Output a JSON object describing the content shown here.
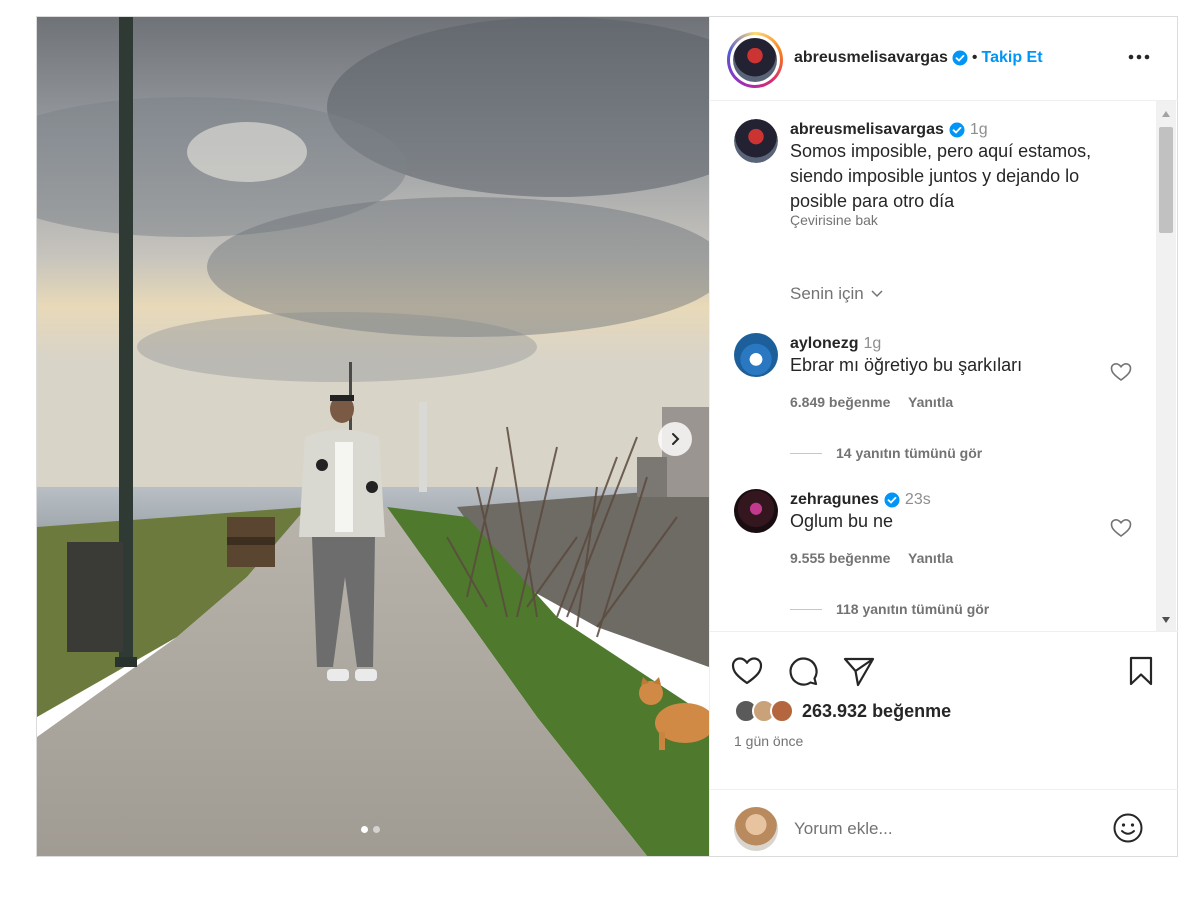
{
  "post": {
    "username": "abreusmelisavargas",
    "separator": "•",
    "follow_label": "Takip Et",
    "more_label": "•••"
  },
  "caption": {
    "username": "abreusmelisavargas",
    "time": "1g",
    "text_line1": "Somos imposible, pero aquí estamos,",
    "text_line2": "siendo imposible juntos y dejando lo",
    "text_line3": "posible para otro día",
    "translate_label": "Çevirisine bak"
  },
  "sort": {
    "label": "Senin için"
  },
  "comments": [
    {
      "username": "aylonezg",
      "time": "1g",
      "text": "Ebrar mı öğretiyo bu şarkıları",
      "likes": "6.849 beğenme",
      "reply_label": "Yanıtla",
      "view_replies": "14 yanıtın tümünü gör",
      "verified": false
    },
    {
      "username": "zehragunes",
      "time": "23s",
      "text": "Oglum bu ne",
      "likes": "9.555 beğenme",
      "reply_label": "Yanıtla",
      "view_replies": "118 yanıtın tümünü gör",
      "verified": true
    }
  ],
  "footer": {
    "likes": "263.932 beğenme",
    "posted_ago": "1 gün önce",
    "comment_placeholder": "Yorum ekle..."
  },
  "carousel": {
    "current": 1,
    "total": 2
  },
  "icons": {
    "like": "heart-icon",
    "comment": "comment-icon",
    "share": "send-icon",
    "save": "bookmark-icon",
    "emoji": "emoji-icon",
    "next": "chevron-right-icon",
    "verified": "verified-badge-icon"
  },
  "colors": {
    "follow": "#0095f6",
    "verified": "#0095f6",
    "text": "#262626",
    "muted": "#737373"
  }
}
◆ ◆ ◆ ◆
◆ SHORT EXERCISE ◆
Print the whole listing above once more, word for word, without its pictures.

◆ SOLUTION TO THE EXERCISE ◆
Output a JSON object describing the content shown here.
{
  "post": {
    "username": "abreusmelisavargas",
    "separator": "•",
    "follow_label": "Takip Et",
    "more_label": "•••"
  },
  "caption": {
    "username": "abreusmelisavargas",
    "time": "1g",
    "text_line1": "Somos imposible, pero aquí estamos,",
    "text_line2": "siendo imposible juntos y dejando lo",
    "text_line3": "posible para otro día",
    "translate_label": "Çevirisine bak"
  },
  "sort": {
    "label": "Senin için"
  },
  "comments": [
    {
      "username": "aylonezg",
      "time": "1g",
      "text": "Ebrar mı öğretiyo bu şarkıları",
      "likes": "6.849 beğenme",
      "reply_label": "Yanıtla",
      "view_replies": "14 yanıtın tümünü gör",
      "verified": false
    },
    {
      "username": "zehragunes",
      "time": "23s",
      "text": "Oglum bu ne",
      "likes": "9.555 beğenme",
      "reply_label": "Yanıtla",
      "view_replies": "118 yanıtın tümünü gör",
      "verified": true
    }
  ],
  "footer": {
    "likes": "263.932 beğenme",
    "posted_ago": "1 gün önce",
    "comment_placeholder": "Yorum ekle..."
  },
  "carousel": {
    "current": 1,
    "total": 2
  },
  "icons": {
    "like": "heart-icon",
    "comment": "comment-icon",
    "share": "send-icon",
    "save": "bookmark-icon",
    "emoji": "emoji-icon",
    "next": "chevron-right-icon",
    "verified": "verified-badge-icon"
  },
  "colors": {
    "follow": "#0095f6",
    "verified": "#0095f6",
    "text": "#262626",
    "muted": "#737373"
  }
}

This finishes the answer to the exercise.